▸ **WHAT THE EXERCISE ASKS**: Copy out every line of the data exactly.

▸ **DATA PROVIDED**:
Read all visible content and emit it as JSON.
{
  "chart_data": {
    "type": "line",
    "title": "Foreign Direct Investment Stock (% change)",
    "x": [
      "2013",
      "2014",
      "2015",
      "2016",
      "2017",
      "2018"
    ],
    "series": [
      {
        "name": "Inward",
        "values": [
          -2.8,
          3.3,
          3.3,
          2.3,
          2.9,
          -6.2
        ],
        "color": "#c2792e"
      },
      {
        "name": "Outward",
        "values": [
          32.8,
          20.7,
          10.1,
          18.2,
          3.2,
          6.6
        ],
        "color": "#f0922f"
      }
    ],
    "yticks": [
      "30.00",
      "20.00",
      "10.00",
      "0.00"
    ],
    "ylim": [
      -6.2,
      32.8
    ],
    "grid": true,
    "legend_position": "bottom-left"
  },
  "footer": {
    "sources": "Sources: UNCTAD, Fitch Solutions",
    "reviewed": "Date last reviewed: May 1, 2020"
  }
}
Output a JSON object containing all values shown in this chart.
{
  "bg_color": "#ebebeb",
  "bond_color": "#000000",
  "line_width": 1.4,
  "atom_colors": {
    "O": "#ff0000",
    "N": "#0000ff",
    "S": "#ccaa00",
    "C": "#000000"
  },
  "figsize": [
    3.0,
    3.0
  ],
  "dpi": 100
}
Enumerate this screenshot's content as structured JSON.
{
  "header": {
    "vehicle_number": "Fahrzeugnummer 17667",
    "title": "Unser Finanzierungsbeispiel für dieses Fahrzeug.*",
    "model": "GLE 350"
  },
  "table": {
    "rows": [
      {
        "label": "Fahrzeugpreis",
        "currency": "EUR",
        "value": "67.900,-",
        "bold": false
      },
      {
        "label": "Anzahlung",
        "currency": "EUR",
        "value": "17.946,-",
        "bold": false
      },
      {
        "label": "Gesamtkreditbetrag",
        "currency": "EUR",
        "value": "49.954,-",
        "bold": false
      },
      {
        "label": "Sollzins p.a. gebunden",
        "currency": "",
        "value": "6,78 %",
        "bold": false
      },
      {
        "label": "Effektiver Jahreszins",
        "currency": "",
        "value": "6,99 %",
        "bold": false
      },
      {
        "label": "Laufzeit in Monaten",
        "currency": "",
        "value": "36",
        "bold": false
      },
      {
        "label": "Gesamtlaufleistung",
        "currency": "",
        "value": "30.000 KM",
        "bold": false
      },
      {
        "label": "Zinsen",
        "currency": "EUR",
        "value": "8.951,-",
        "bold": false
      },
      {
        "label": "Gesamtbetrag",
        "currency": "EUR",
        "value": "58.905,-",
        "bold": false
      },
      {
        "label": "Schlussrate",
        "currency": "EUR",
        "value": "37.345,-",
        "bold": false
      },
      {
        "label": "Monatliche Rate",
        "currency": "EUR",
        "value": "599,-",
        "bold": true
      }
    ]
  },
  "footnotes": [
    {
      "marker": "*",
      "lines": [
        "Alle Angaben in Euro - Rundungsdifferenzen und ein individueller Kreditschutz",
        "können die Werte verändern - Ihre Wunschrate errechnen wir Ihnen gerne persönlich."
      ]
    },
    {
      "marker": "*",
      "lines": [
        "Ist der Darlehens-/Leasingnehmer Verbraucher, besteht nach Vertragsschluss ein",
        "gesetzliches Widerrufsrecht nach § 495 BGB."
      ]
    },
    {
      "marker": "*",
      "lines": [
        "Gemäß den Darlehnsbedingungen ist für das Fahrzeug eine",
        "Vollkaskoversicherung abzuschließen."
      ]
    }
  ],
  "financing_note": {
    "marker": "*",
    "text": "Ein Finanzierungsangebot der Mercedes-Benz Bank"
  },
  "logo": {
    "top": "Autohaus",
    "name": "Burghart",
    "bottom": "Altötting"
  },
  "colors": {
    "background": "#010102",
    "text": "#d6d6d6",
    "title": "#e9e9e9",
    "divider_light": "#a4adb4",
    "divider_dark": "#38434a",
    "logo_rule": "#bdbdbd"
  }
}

▸ **ANSWER IN FULL**:
Read all visible content and emit it as JSON.
{
  "chart_data": {
    "type": "line",
    "title": "Foreign Direct Investment Stock (% change)",
    "x": [
      "2013",
      "2014",
      "2015",
      "2016",
      "2017",
      "2018"
    ],
    "series": [
      {
        "name": "Inward",
        "values": [
          -2.8,
          3.3,
          3.3,
          2.3,
          2.9,
          -6.2
        ],
        "color": "#c2792e"
      },
      {
        "name": "Outward",
        "values": [
          32.8,
          20.7,
          10.1,
          18.2,
          3.2,
          6.6
        ],
        "color": "#f0922f"
      }
    ],
    "yticks": [
      "30.00",
      "20.00",
      "10.00",
      "0.00"
    ],
    "ylim": [
      -6.2,
      32.8
    ],
    "grid": true,
    "legend_position": "bottom-left"
  },
  "footer": {
    "sources": "Sources: UNCTAD, Fitch Solutions",
    "reviewed": "Date last reviewed: May 1, 2020"
  }
}
Output a JSON object containing all values shown in this chart.
{
  "bg_color": "#ebebeb",
  "bond_color": "#000000",
  "line_width": 1.4,
  "atom_colors": {
    "O": "#ff0000",
    "N": "#0000ff",
    "S": "#ccaa00",
    "C": "#000000"
  },
  "figsize": [
    3.0,
    3.0
  ],
  "dpi": 100
}
Enumerate this screenshot's content as structured JSON.
{
  "header": {
    "vehicle_number": "Fahrzeugnummer 17667",
    "title": "Unser Finanzierungsbeispiel für dieses Fahrzeug.*",
    "model": "GLE 350"
  },
  "table": {
    "rows": [
      {
        "label": "Fahrzeugpreis",
        "currency": "EUR",
        "value": "67.900,-",
        "bold": false
      },
      {
        "label": "Anzahlung",
        "currency": "EUR",
        "value": "17.946,-",
        "bold": false
      },
      {
        "label": "Gesamtkreditbetrag",
        "currency": "EUR",
        "value": "49.954,-",
        "bold": false
      },
      {
        "label": "Sollzins p.a. gebunden",
        "currency": "",
        "value": "6,78 %",
        "bold": false
      },
      {
        "label": "Effektiver Jahreszins",
        "currency": "",
        "value": "6,99 %",
        "bold": false
      },
      {
        "label": "Laufzeit in Monaten",
        "currency": "",
        "value": "36",
        "bold": false
      },
      {
        "label": "Gesamtlaufleistung",
        "currency": "",
        "value": "30.000 KM",
        "bold": false
      },
      {
        "label": "Zinsen",
        "currency": "EUR",
        "value": "8.951,-",
        "bold": false
      },
      {
        "label": "Gesamtbetrag",
        "currency": "EUR",
        "value": "58.905,-",
        "bold": false
      },
      {
        "label": "Schlussrate",
        "currency": "EUR",
        "value": "37.345,-",
        "bold": false
      },
      {
        "label": "Monatliche Rate",
        "currency": "EUR",
        "value": "599,-",
        "bold": true
      }
    ]
  },
  "footnotes": [
    {
      "marker": "*",
      "lines": [
        "Alle Angaben in Euro - Rundungsdifferenzen und ein individueller Kreditschutz",
        "können die Werte verändern - Ihre Wunschrate errechnen wir Ihnen gerne persönlich."
      ]
    },
    {
      "marker": "*",
      "lines": [
        "Ist der Darlehens-/Leasingnehmer Verbraucher, besteht nach Vertragsschluss ein",
        "gesetzliches Widerrufsrecht nach § 495 BGB."
      ]
    },
    {
      "marker": "*",
      "lines": [
        "Gemäß den Darlehnsbedingungen ist für das Fahrzeug eine",
        "Vollkaskoversicherung abzuschließen."
      ]
    }
  ],
  "financing_note": {
    "marker": "*",
    "text": "Ein Finanzierungsangebot der Mercedes-Benz Bank"
  },
  "logo": {
    "top": "Autohaus",
    "name": "Burghart",
    "bottom": "Altötting"
  },
  "colors": {
    "background": "#010102",
    "text": "#d6d6d6",
    "title": "#e9e9e9",
    "divider_light": "#a4adb4",
    "divider_dark": "#38434a",
    "logo_rule": "#bdbdbd"
  }
}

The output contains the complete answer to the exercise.